- _EXERCISE PROMPT_:
What lines of the data include the string "logo"? Copy them all.

-------- ENTRIES SHOWN

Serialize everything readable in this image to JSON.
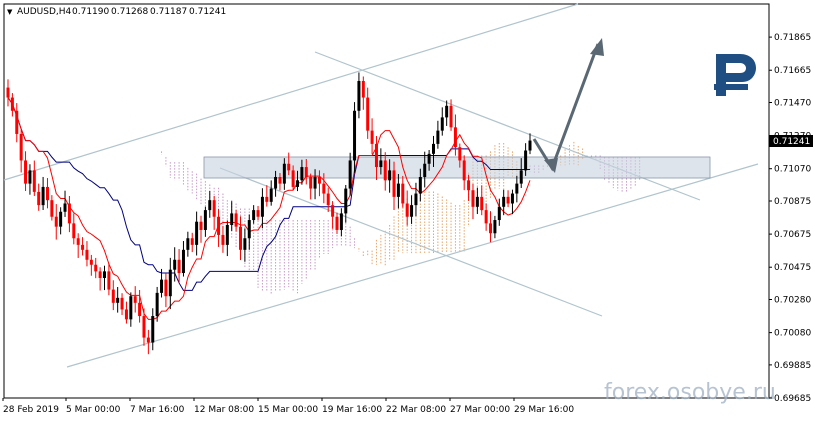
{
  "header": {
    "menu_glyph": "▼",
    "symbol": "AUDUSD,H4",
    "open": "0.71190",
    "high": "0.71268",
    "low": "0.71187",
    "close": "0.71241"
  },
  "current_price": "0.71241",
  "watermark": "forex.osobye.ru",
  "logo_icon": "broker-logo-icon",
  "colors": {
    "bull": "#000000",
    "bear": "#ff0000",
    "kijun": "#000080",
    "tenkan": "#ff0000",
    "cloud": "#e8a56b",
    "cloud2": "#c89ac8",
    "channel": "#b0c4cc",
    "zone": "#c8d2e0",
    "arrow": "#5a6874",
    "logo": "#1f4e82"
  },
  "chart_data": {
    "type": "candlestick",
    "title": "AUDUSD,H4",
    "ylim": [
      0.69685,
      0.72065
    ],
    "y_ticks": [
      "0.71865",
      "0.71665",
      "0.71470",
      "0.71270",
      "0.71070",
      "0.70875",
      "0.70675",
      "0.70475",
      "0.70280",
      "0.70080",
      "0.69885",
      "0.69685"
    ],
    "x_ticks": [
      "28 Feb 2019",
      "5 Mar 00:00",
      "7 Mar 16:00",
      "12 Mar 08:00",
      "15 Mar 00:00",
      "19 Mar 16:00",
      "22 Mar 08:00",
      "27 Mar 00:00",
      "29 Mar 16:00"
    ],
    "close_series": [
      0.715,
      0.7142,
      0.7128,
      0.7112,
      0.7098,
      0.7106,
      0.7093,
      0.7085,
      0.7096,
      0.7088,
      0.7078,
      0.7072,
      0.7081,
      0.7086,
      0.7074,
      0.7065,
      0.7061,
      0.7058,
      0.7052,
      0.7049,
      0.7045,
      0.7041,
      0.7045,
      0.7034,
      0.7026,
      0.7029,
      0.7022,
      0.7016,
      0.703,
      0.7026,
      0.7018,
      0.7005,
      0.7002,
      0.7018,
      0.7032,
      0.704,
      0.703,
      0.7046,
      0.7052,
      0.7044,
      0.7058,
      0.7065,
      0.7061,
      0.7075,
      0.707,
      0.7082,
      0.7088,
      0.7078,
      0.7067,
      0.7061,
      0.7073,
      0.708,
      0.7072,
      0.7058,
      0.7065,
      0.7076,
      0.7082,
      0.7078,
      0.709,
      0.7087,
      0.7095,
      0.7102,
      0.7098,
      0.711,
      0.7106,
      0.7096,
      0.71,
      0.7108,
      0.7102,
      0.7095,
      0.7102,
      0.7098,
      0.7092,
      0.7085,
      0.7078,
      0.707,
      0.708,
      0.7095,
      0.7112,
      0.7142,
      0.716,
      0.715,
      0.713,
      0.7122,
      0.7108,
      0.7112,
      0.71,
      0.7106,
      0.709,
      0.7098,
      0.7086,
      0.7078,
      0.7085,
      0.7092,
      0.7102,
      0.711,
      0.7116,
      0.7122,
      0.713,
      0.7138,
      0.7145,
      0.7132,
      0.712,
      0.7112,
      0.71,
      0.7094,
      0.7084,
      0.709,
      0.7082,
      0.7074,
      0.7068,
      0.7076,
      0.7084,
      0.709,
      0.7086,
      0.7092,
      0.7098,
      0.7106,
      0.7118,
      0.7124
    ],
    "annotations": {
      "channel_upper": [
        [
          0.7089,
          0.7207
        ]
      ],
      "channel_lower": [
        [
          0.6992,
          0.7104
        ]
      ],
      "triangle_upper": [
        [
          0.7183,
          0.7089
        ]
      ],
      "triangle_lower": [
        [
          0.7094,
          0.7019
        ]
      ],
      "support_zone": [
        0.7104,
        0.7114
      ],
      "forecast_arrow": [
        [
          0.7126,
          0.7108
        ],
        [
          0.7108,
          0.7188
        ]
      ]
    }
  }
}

----------------

- _SOLUTION TO THIS EXERCISE_:
  "logo_icon": "broker-logo-icon",
    "logo": "#1f4e82"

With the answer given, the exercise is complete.